**Required work**: Output the material exactly, but drop every image it holds.

**Record extracts**:
--------------------------------------------------

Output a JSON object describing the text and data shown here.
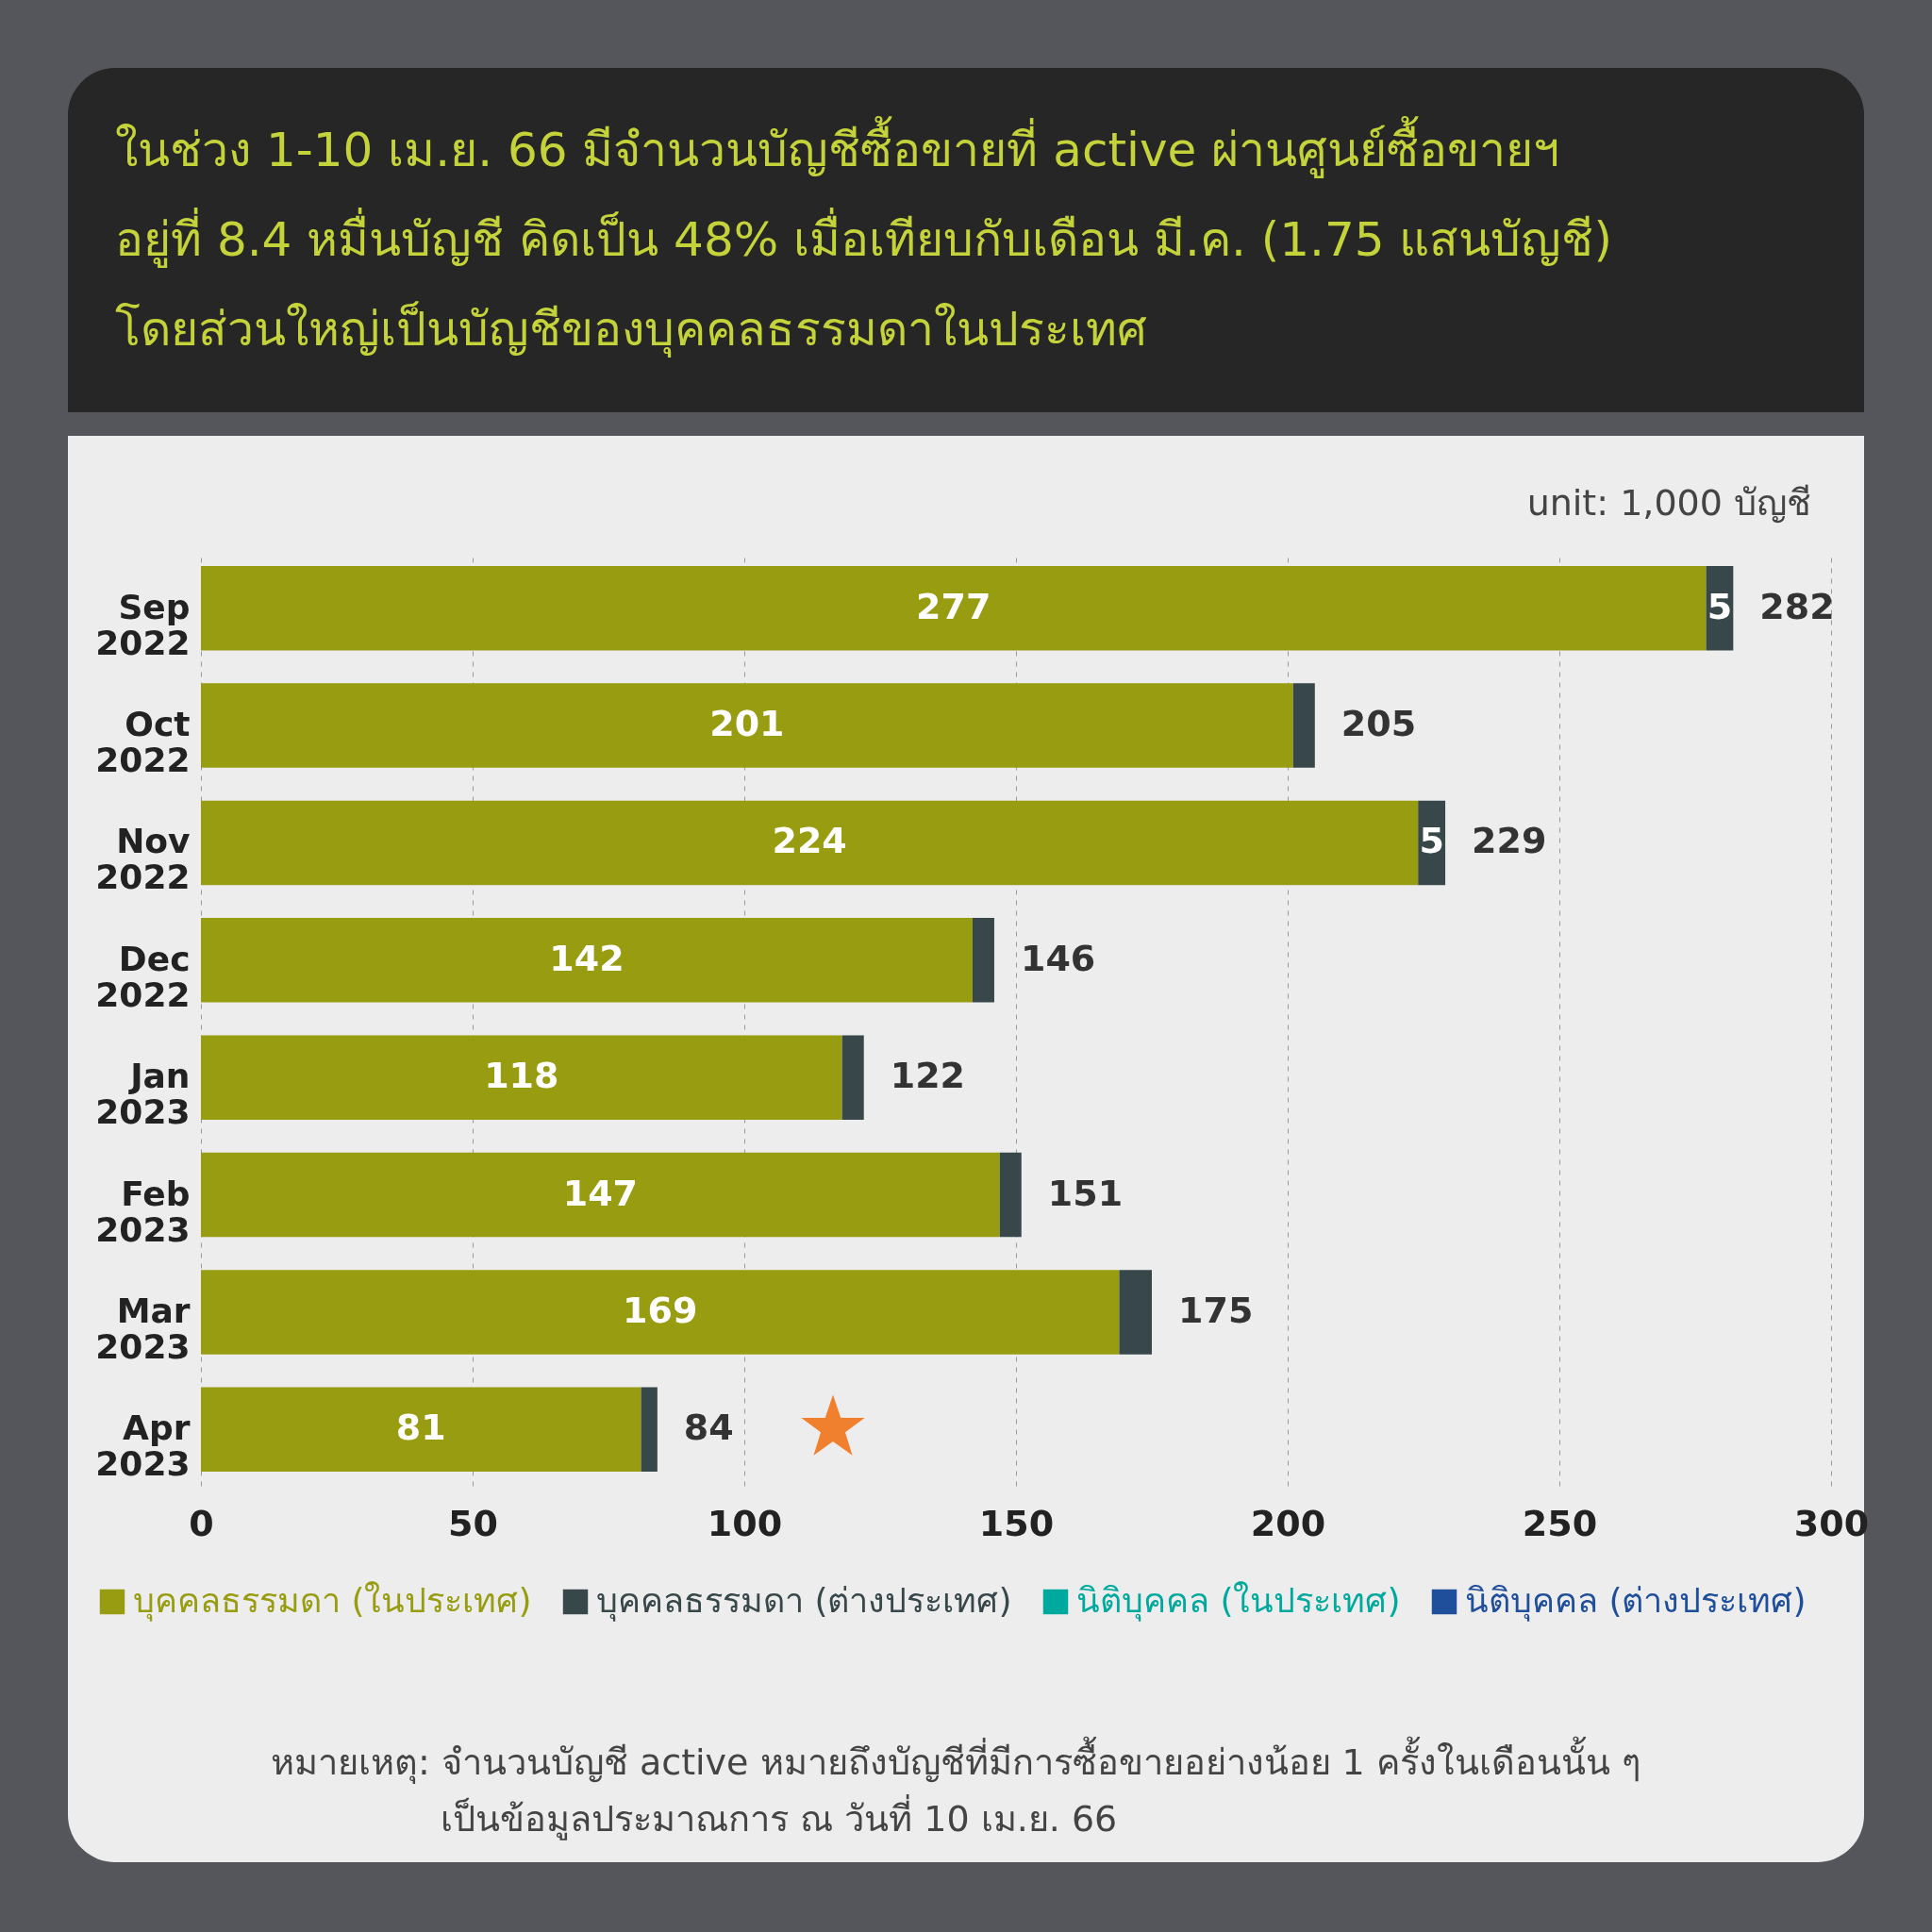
{
  "chart_data": {
    "type": "bar",
    "orientation": "horizontal",
    "stacked": true,
    "title": "ในช่วง 1-10 เม.ย. 66 มีจำนวนบัญชีซื้อขายที่ active ผ่านศูนย์ซื้อขายฯ\nอยู่ที่ 8.4 หมื่นบัญชี คิดเป็น 48% เมื่อเทียบกับเดือน มี.ค. (1.75 แสนบัญชี)\nโดยส่วนใหญ่เป็นบัญชีของบุคคลธรรมดาในประเทศ",
    "categories": [
      "Sep 2022",
      "Oct 2022",
      "Nov 2022",
      "Dec 2022",
      "Jan 2023",
      "Feb 2023",
      "Mar 2023",
      "Apr 2023"
    ],
    "series": [
      {
        "name": "บุคคลธรรมดา (ในประเทศ)",
        "color": "#989c10",
        "values": [
          277,
          201,
          224,
          142,
          118,
          147,
          169,
          81
        ],
        "value_labels": [
          "277",
          "201",
          "224",
          "142",
          "118",
          "147",
          "169",
          "81"
        ]
      },
      {
        "name": "บุคคลธรรมดา (ต่างประเทศ)",
        "color": "#37474a",
        "values": [
          5,
          4,
          5,
          4,
          4,
          4,
          6,
          3
        ],
        "value_labels": [
          "5",
          null,
          "5",
          null,
          null,
          null,
          null,
          null
        ]
      },
      {
        "name": "นิติบุคคล (ในประเทศ)",
        "color": "#00a99d",
        "values": [
          null,
          null,
          null,
          null,
          null,
          null,
          null,
          null
        ]
      },
      {
        "name": "นิติบุคคล (ต่างประเทศ)",
        "color": "#1f4e9b",
        "values": [
          null,
          null,
          null,
          null,
          null,
          null,
          null,
          null
        ]
      }
    ],
    "totals": [
      "282",
      "205",
      "229",
      "146",
      "122",
      "151",
      "175",
      "84"
    ],
    "xlim": [
      0,
      300
    ],
    "xticks": [
      0,
      50,
      100,
      150,
      200,
      250,
      300
    ],
    "grid": "x",
    "legend": "bottom",
    "annotations": [
      "unit: 1,000 บัญชี",
      "หมายเหตุ: จำนวนบัญชี active หมายถึงบัญชีที่มีการซื้อขายอย่างน้อย 1 ครั้งในเดือนนั้น ๆ",
      "เป็นข้อมูลประมาณการ ณ วันที่ 10 เม.ย. 66"
    ]
  }
}
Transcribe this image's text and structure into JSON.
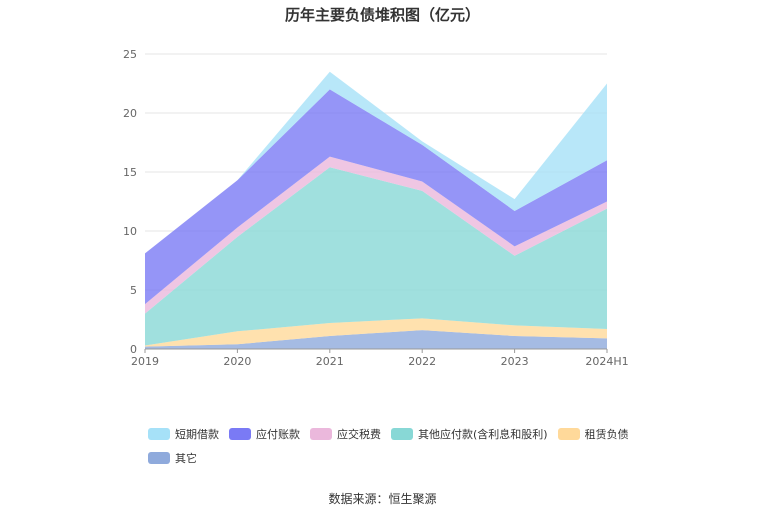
{
  "chart_data": {
    "type": "area",
    "stacked": true,
    "title": "历年主要负债堆积图（亿元）",
    "categories": [
      "2019",
      "2020",
      "2021",
      "2022",
      "2023",
      "2024H1"
    ],
    "ylim": [
      0,
      25
    ],
    "yticks": [
      "0",
      "5",
      "10",
      "15",
      "20",
      "25"
    ],
    "grid": true,
    "legend_position": "bottom",
    "series": [
      {
        "name": "其它",
        "color": "#8FAADC",
        "values": [
          0.2,
          0.4,
          1.1,
          1.6,
          1.1,
          0.9
        ]
      },
      {
        "name": "租赁负债",
        "color": "#FFD99A",
        "values": [
          0.1,
          1.1,
          1.1,
          1.0,
          0.9,
          0.8
        ]
      },
      {
        "name": "其他应付款(含利息和股利)",
        "color": "#88D8D6",
        "values": [
          2.7,
          8.0,
          13.2,
          10.8,
          5.9,
          10.2
        ]
      },
      {
        "name": "应交税费",
        "color": "#EBB8DC",
        "values": [
          0.8,
          0.8,
          0.9,
          0.8,
          0.8,
          0.6
        ]
      },
      {
        "name": "应付账款",
        "color": "#7A7AF5",
        "values": [
          4.3,
          4.0,
          5.7,
          3.1,
          3.0,
          3.5
        ]
      },
      {
        "name": "短期借款",
        "color": "#A6E1F8",
        "values": [
          0,
          0,
          1.5,
          0.3,
          1.0,
          6.5
        ]
      }
    ]
  },
  "legend_order": [
    5,
    4,
    3,
    2,
    1,
    0
  ],
  "source_note": "数据来源：恒生聚源"
}
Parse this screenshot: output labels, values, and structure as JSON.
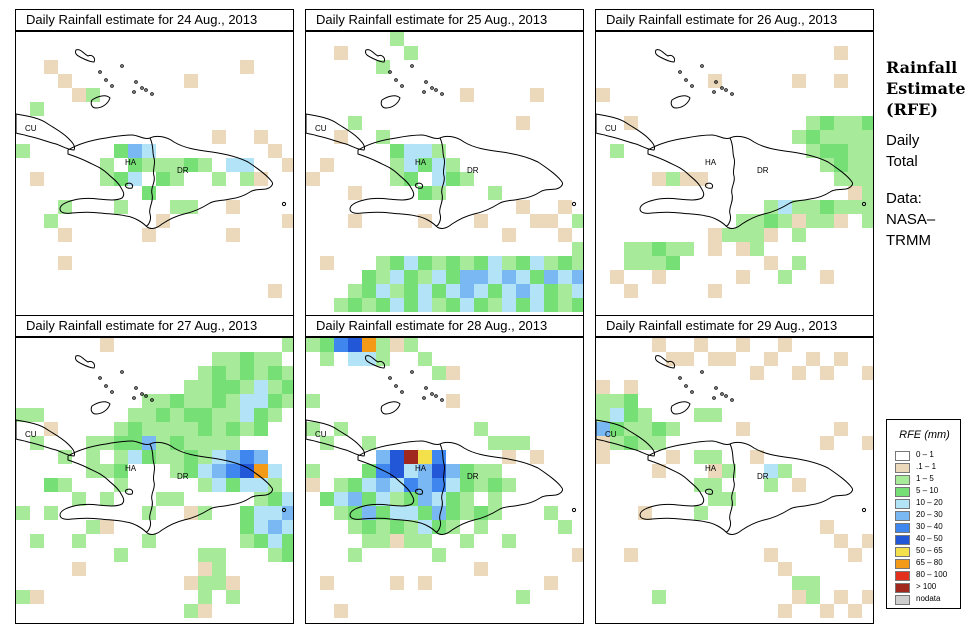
{
  "panels": [
    {
      "title": "Daily Rainfall estimate for  24 Aug., 2013"
    },
    {
      "title": "Daily Rainfall estimate for  25 Aug., 2013"
    },
    {
      "title": "Daily Rainfall estimate for  26 Aug., 2013"
    },
    {
      "title": "Daily Rainfall estimate for  27 Aug., 2013"
    },
    {
      "title": "Daily Rainfall estimate for  28 Aug., 2013"
    },
    {
      "title": "Daily Rainfall estimate for  29 Aug., 2013"
    }
  ],
  "map_labels": {
    "cuba": "CU",
    "haiti": "HA",
    "dr": "DR"
  },
  "side": {
    "title_lines": [
      "Rainfall",
      "Estimate",
      "(RFE)"
    ],
    "period_lines": [
      "Daily",
      "Total"
    ],
    "source_lines": [
      "Data:",
      "NASA–",
      "TRMM"
    ]
  },
  "legend": {
    "title": "RFE (mm)",
    "classes": [
      {
        "label": "0 – 1",
        "color": "#ffffff"
      },
      {
        "label": ".1 – 1",
        "color": "#ecd9bb"
      },
      {
        "label": "1 – 5",
        "color": "#a6ea9a"
      },
      {
        "label": "5 – 10",
        "color": "#76df76"
      },
      {
        "label": "10 – 20",
        "color": "#b3e3f7"
      },
      {
        "label": "20 – 30",
        "color": "#79b8f3"
      },
      {
        "label": "30 – 40",
        "color": "#3f86ee"
      },
      {
        "label": "40 – 50",
        "color": "#2257d8"
      },
      {
        "label": "50 – 65",
        "color": "#f3e04a"
      },
      {
        "label": "65 – 80",
        "color": "#f39a19"
      },
      {
        "label": "80 – 100",
        "color": "#e2301d"
      },
      {
        "label": "> 100",
        "color": "#a0281e"
      },
      {
        "label": "nodata",
        "color": "#cfcfcf"
      }
    ]
  }
}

--------------------------------------------------

**Result for this exercise**:
Output a JSON object describing the text and data shown here.
{
  "chart_data": {
    "type": "bar",
    "orientation": "horizontal",
    "stacked": true,
    "title": "ในช่วง 1-10 เม.ย. 66 มีจำนวนบัญชีซื้อขายที่ active ผ่านศูนย์ซื้อขายฯ\nอยู่ที่ 8.4 หมื่นบัญชี คิดเป็น 48% เมื่อเทียบกับเดือน มี.ค. (1.75 แสนบัญชี)\nโดยส่วนใหญ่เป็นบัญชีของบุคคลธรรมดาในประเทศ",
    "categories": [
      "Sep 2022",
      "Oct 2022",
      "Nov 2022",
      "Dec 2022",
      "Jan 2023",
      "Feb 2023",
      "Mar 2023",
      "Apr 2023"
    ],
    "series": [
      {
        "name": "บุคคลธรรมดา (ในประเทศ)",
        "color": "#989c10",
        "values": [
          277,
          201,
          224,
          142,
          118,
          147,
          169,
          81
        ],
        "value_labels": [
          "277",
          "201",
          "224",
          "142",
          "118",
          "147",
          "169",
          "81"
        ]
      },
      {
        "name": "บุคคลธรรมดา (ต่างประเทศ)",
        "color": "#37474a",
        "values": [
          5,
          4,
          5,
          4,
          4,
          4,
          6,
          3
        ],
        "value_labels": [
          "5",
          null,
          "5",
          null,
          null,
          null,
          null,
          null
        ]
      },
      {
        "name": "นิติบุคคล (ในประเทศ)",
        "color": "#00a99d",
        "values": [
          null,
          null,
          null,
          null,
          null,
          null,
          null,
          null
        ]
      },
      {
        "name": "นิติบุคคล (ต่างประเทศ)",
        "color": "#1f4e9b",
        "values": [
          null,
          null,
          null,
          null,
          null,
          null,
          null,
          null
        ]
      }
    ],
    "totals": [
      "282",
      "205",
      "229",
      "146",
      "122",
      "151",
      "175",
      "84"
    ],
    "xlim": [
      0,
      300
    ],
    "xticks": [
      0,
      50,
      100,
      150,
      200,
      250,
      300
    ],
    "grid": "x",
    "legend": "bottom",
    "annotations": [
      "unit: 1,000 บัญชี",
      "หมายเหตุ: จำนวนบัญชี active หมายถึงบัญชีที่มีการซื้อขายอย่างน้อย 1 ครั้งในเดือนนั้น ๆ",
      "เป็นข้อมูลประมาณการ ณ วันที่ 10 เม.ย. 66"
    ]
  }
}
Transcribe this image's text and structure into JSON.
{
  "chart_data": {
    "type": "area",
    "stacked": true,
    "title": "历年主要负债堆积图（亿元）",
    "categories": [
      "2019",
      "2020",
      "2021",
      "2022",
      "2023",
      "2024H1"
    ],
    "ylim": [
      0,
      25
    ],
    "yticks": [
      "0",
      "5",
      "10",
      "15",
      "20",
      "25"
    ],
    "grid": true,
    "legend_position": "bottom",
    "series": [
      {
        "name": "其它",
        "color": "#8FAADC",
        "values": [
          0.2,
          0.4,
          1.1,
          1.6,
          1.1,
          0.9
        ]
      },
      {
        "name": "租赁负债",
        "color": "#FFD99A",
        "values": [
          0.1,
          1.1,
          1.1,
          1.0,
          0.9,
          0.8
        ]
      },
      {
        "name": "其他应付款(含利息和股利)",
        "color": "#88D8D6",
        "values": [
          2.7,
          8.0,
          13.2,
          10.8,
          5.9,
          10.2
        ]
      },
      {
        "name": "应交税费",
        "color": "#EBB8DC",
        "values": [
          0.8,
          0.8,
          0.9,
          0.8,
          0.8,
          0.6
        ]
      },
      {
        "name": "应付账款",
        "color": "#7A7AF5",
        "values": [
          4.3,
          4.0,
          5.7,
          3.1,
          3.0,
          3.5
        ]
      },
      {
        "name": "短期借款",
        "color": "#A6E1F8",
        "values": [
          0,
          0,
          1.5,
          0.3,
          1.0,
          6.5
        ]
      }
    ]
  },
  "legend_order": [
    5,
    4,
    3,
    2,
    1,
    0
  ],
  "source_note": "数据来源：恒生聚源"
}
Parse this screenshot: output labels, values, and structure as JSON.
{
  "panels": [
    {
      "title": "Daily Rainfall estimate for  24 Aug., 2013"
    },
    {
      "title": "Daily Rainfall estimate for  25 Aug., 2013"
    },
    {
      "title": "Daily Rainfall estimate for  26 Aug., 2013"
    },
    {
      "title": "Daily Rainfall estimate for  27 Aug., 2013"
    },
    {
      "title": "Daily Rainfall estimate for  28 Aug., 2013"
    },
    {
      "title": "Daily Rainfall estimate for  29 Aug., 2013"
    }
  ],
  "map_labels": {
    "cuba": "CU",
    "haiti": "HA",
    "dr": "DR"
  },
  "side": {
    "title_lines": [
      "Rainfall",
      "Estimate",
      "(RFE)"
    ],
    "period_lines": [
      "Daily",
      "Total"
    ],
    "source_lines": [
      "Data:",
      "NASA–",
      "TRMM"
    ]
  },
  "legend": {
    "title": "RFE (mm)",
    "classes": [
      {
        "label": "0 – 1",
        "color": "#ffffff"
      },
      {
        "label": ".1 – 1",
        "color": "#ecd9bb"
      },
      {
        "label": "1 – 5",
        "color": "#a6ea9a"
      },
      {
        "label": "5 – 10",
        "color": "#76df76"
      },
      {
        "label": "10 – 20",
        "color": "#b3e3f7"
      },
      {
        "label": "20 – 30",
        "color": "#79b8f3"
      },
      {
        "label": "30 – 40",
        "color": "#3f86ee"
      },
      {
        "label": "40 – 50",
        "color": "#2257d8"
      },
      {
        "label": "50 – 65",
        "color": "#f3e04a"
      },
      {
        "label": "65 – 80",
        "color": "#f39a19"
      },
      {
        "label": "80 – 100",
        "color": "#e2301d"
      },
      {
        "label": "> 100",
        "color": "#a0281e"
      },
      {
        "label": "nodata",
        "color": "#cfcfcf"
      }
    ]
  }
}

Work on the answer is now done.